> What to work on:
What follows is a set of entries. Repeat them exactly, but not their pictures.

(Source records)

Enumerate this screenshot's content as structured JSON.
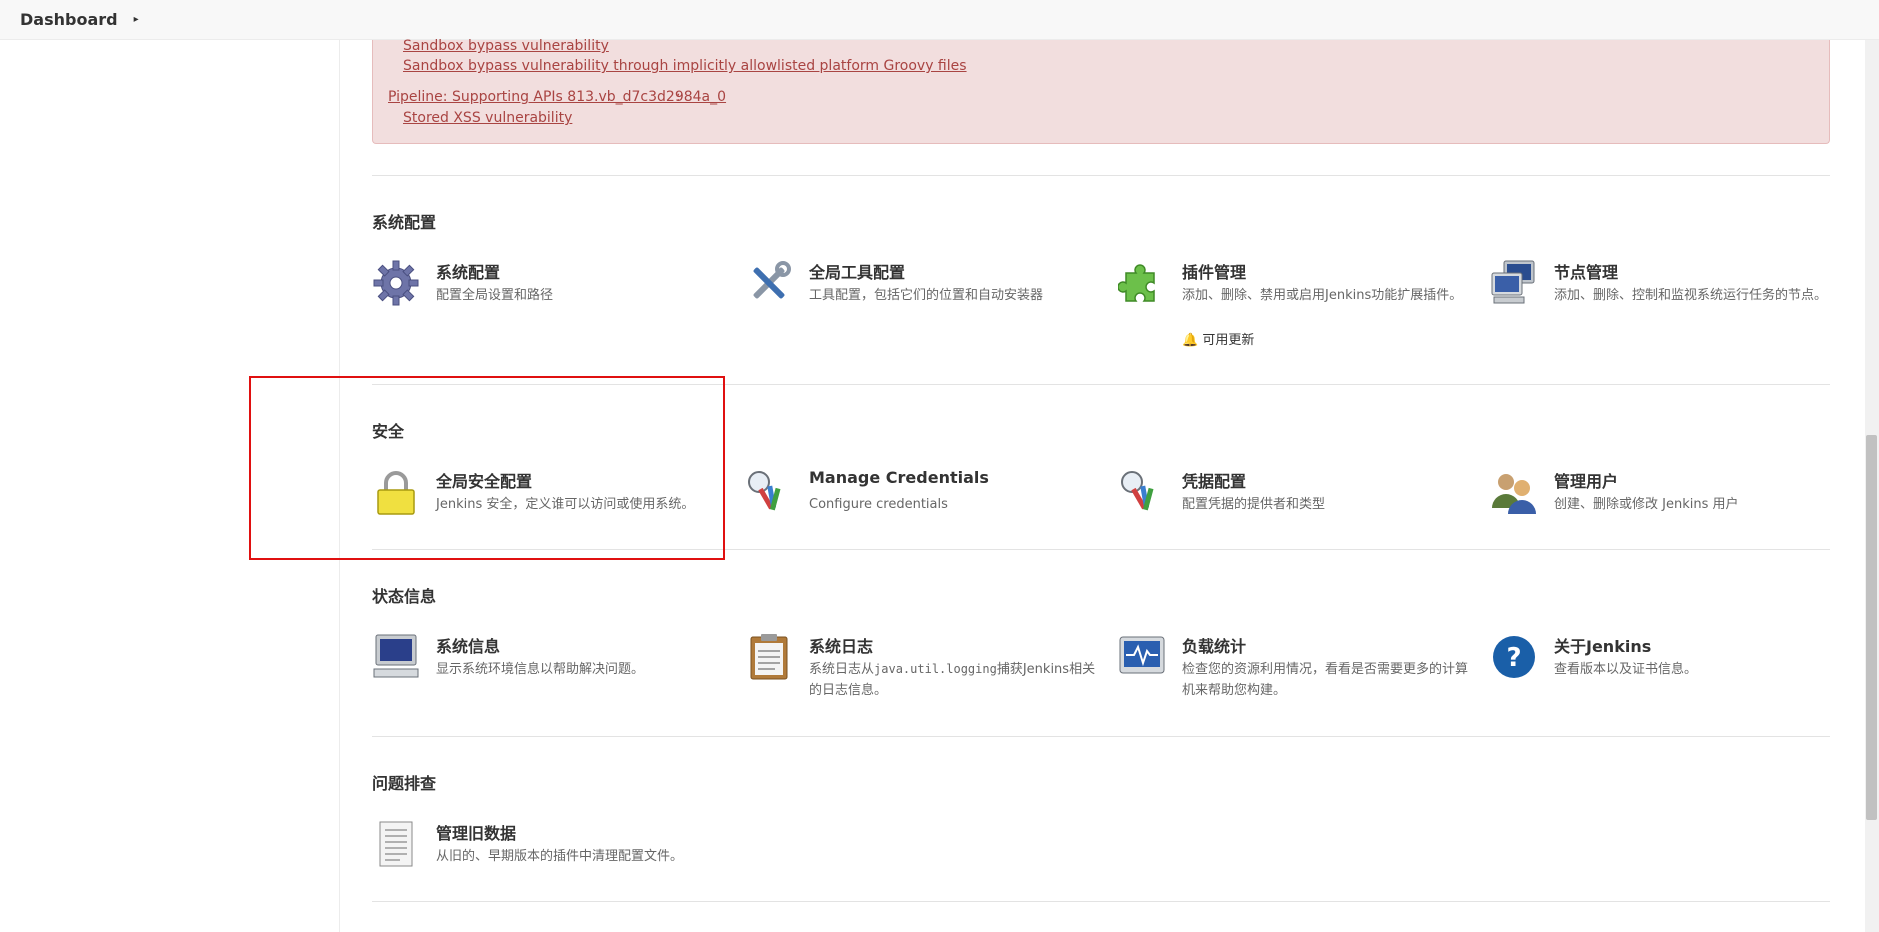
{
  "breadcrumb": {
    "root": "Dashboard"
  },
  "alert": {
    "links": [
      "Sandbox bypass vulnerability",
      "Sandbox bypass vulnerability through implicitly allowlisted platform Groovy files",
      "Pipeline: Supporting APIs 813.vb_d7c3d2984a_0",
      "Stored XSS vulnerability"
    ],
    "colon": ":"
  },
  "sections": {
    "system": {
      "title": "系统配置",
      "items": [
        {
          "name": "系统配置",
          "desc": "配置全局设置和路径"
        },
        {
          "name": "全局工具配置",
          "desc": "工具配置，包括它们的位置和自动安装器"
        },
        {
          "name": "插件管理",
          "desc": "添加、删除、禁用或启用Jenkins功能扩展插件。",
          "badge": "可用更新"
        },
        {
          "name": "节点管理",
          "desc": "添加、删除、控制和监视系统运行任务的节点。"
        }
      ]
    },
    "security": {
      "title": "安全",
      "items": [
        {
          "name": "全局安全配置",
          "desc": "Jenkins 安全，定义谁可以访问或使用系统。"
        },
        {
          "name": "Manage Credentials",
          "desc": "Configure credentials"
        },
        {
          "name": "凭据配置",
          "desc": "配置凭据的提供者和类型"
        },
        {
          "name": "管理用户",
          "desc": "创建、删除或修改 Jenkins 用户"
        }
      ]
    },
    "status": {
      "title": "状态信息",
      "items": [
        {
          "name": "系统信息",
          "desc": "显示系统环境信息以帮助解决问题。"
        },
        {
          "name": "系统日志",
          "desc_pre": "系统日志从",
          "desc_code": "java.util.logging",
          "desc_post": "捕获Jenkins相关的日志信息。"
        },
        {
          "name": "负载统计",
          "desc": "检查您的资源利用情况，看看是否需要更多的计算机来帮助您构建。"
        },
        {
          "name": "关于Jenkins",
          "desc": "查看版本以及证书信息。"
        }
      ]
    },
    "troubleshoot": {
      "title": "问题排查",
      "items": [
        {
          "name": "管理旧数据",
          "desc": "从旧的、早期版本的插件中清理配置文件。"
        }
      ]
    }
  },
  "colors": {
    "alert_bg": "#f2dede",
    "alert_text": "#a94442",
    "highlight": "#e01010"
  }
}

> Right answer:
Enumerate this screenshot's content as structured JSON.
{
  "breadcrumb": {
    "root": "Dashboard"
  },
  "alert": {
    "links": [
      "Sandbox bypass vulnerability",
      "Sandbox bypass vulnerability through implicitly allowlisted platform Groovy files",
      "Pipeline: Supporting APIs 813.vb_d7c3d2984a_0",
      "Stored XSS vulnerability"
    ],
    "colon": ":"
  },
  "sections": {
    "system": {
      "title": "系统配置",
      "items": [
        {
          "name": "系统配置",
          "desc": "配置全局设置和路径"
        },
        {
          "name": "全局工具配置",
          "desc": "工具配置，包括它们的位置和自动安装器"
        },
        {
          "name": "插件管理",
          "desc": "添加、删除、禁用或启用Jenkins功能扩展插件。",
          "badge": "可用更新"
        },
        {
          "name": "节点管理",
          "desc": "添加、删除、控制和监视系统运行任务的节点。"
        }
      ]
    },
    "security": {
      "title": "安全",
      "items": [
        {
          "name": "全局安全配置",
          "desc": "Jenkins 安全，定义谁可以访问或使用系统。"
        },
        {
          "name": "Manage Credentials",
          "desc": "Configure credentials"
        },
        {
          "name": "凭据配置",
          "desc": "配置凭据的提供者和类型"
        },
        {
          "name": "管理用户",
          "desc": "创建、删除或修改 Jenkins 用户"
        }
      ]
    },
    "status": {
      "title": "状态信息",
      "items": [
        {
          "name": "系统信息",
          "desc": "显示系统环境信息以帮助解决问题。"
        },
        {
          "name": "系统日志",
          "desc_pre": "系统日志从",
          "desc_code": "java.util.logging",
          "desc_post": "捕获Jenkins相关的日志信息。"
        },
        {
          "name": "负载统计",
          "desc": "检查您的资源利用情况，看看是否需要更多的计算机来帮助您构建。"
        },
        {
          "name": "关于Jenkins",
          "desc": "查看版本以及证书信息。"
        }
      ]
    },
    "troubleshoot": {
      "title": "问题排查",
      "items": [
        {
          "name": "管理旧数据",
          "desc": "从旧的、早期版本的插件中清理配置文件。"
        }
      ]
    }
  },
  "colors": {
    "alert_bg": "#f2dede",
    "alert_text": "#a94442",
    "highlight": "#e01010"
  }
}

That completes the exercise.